◆ **EXERCISE DESCRIPTION**: The listing beneath should be written out in full, exactly as shown.

◆ **SUPPLIED DATA**:

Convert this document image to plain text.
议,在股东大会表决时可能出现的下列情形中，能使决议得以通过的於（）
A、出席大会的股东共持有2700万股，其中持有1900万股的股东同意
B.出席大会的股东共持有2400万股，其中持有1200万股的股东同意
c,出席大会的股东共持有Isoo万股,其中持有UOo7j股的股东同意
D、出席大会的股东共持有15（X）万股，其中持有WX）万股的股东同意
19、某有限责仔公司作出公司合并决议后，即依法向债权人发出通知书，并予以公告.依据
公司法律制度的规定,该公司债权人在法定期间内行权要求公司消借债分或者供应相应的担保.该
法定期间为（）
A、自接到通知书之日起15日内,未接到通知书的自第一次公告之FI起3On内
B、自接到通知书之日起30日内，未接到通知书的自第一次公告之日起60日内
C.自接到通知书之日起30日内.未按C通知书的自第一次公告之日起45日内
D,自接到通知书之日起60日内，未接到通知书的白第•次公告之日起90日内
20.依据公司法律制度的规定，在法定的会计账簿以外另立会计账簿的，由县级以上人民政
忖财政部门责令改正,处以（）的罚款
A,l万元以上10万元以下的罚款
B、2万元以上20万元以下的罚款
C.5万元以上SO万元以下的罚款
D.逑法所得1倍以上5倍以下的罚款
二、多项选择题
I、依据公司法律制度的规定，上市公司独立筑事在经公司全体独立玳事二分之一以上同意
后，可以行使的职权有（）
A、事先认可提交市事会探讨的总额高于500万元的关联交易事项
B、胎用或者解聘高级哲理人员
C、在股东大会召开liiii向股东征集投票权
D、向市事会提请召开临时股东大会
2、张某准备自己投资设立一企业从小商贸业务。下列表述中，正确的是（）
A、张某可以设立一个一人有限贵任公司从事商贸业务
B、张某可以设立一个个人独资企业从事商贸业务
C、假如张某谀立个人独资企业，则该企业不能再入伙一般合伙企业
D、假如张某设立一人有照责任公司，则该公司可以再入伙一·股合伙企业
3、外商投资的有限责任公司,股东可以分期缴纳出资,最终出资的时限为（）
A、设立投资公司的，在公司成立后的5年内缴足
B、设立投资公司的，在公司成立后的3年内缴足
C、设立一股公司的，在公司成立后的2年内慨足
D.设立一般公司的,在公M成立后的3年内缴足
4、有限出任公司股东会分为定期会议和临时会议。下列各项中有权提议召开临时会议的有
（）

◆ **FINISHED TASK**:
Convert this document image to plain text.
议,在股东大会表决时可能出现的下列情形中，能使决议得以通过的於（）
A、出席大会的股东共持有2700万股，其中持有1900万股的股东同意
B.出席大会的股东共持有2400万股，其中持有1200万股的股东同意
c,出席大会的股东共持有Isoo万股,其中持有UOo7j股的股东同意
D、出席大会的股东共持有15（X）万股，其中持有WX）万股的股东同意
19、某有限责仔公司作出公司合并决议后，即依法向债权人发出通知书，并予以公告.依据
公司法律制度的规定,该公司债权人在法定期间内行权要求公司消借债分或者供应相应的担保.该
法定期间为（）
A、自接到通知书之日起15日内,未接到通知书的自第一次公告之FI起3On内
B、自接到通知书之日起30日内，未接到通知书的自第一次公告之日起60日内
C.自接到通知书之日起30日内.未按C通知书的自第一次公告之日起45日内
D,自接到通知书之日起60日内，未接到通知书的白第•次公告之日起90日内
20.依据公司法律制度的规定，在法定的会计账簿以外另立会计账簿的，由县级以上人民政
忖财政部门责令改正,处以（）的罚款
A,l万元以上10万元以下的罚款
B、2万元以上20万元以下的罚款
C.5万元以上SO万元以下的罚款
D.逑法所得1倍以上5倍以下的罚款
二、多项选择题
I、依据公司法律制度的规定，上市公司独立筑事在经公司全体独立玳事二分之一以上同意
后，可以行使的职权有（）
A、事先认可提交市事会探讨的总额高于500万元的关联交易事项
B、胎用或者解聘高级哲理人员
C、在股东大会召开liiii向股东征集投票权
D、向市事会提请召开临时股东大会
2、张某准备自己投资设立一企业从小商贸业务。下列表述中，正确的是（）
A、张某可以设立一个一人有限贵任公司从事商贸业务
B、张某可以设立一个个人独资企业从事商贸业务
C、假如张某谀立个人独资企业，则该企业不能再入伙一般合伙企业
D、假如张某设立一人有照责任公司，则该公司可以再入伙一·股合伙企业
3、外商投资的有限责任公司,股东可以分期缴纳出资,最终出资的时限为（）
A、设立投资公司的，在公司成立后的5年内缴足
B、设立投资公司的，在公司成立后的3年内缴足
C、设立一股公司的，在公司成立后的2年内慨足
D.设立一般公司的,在公M成立后的3年内缴足
4、有限出任公司股东会分为定期会议和临时会议。下列各项中有权提议召开临时会议的有
（）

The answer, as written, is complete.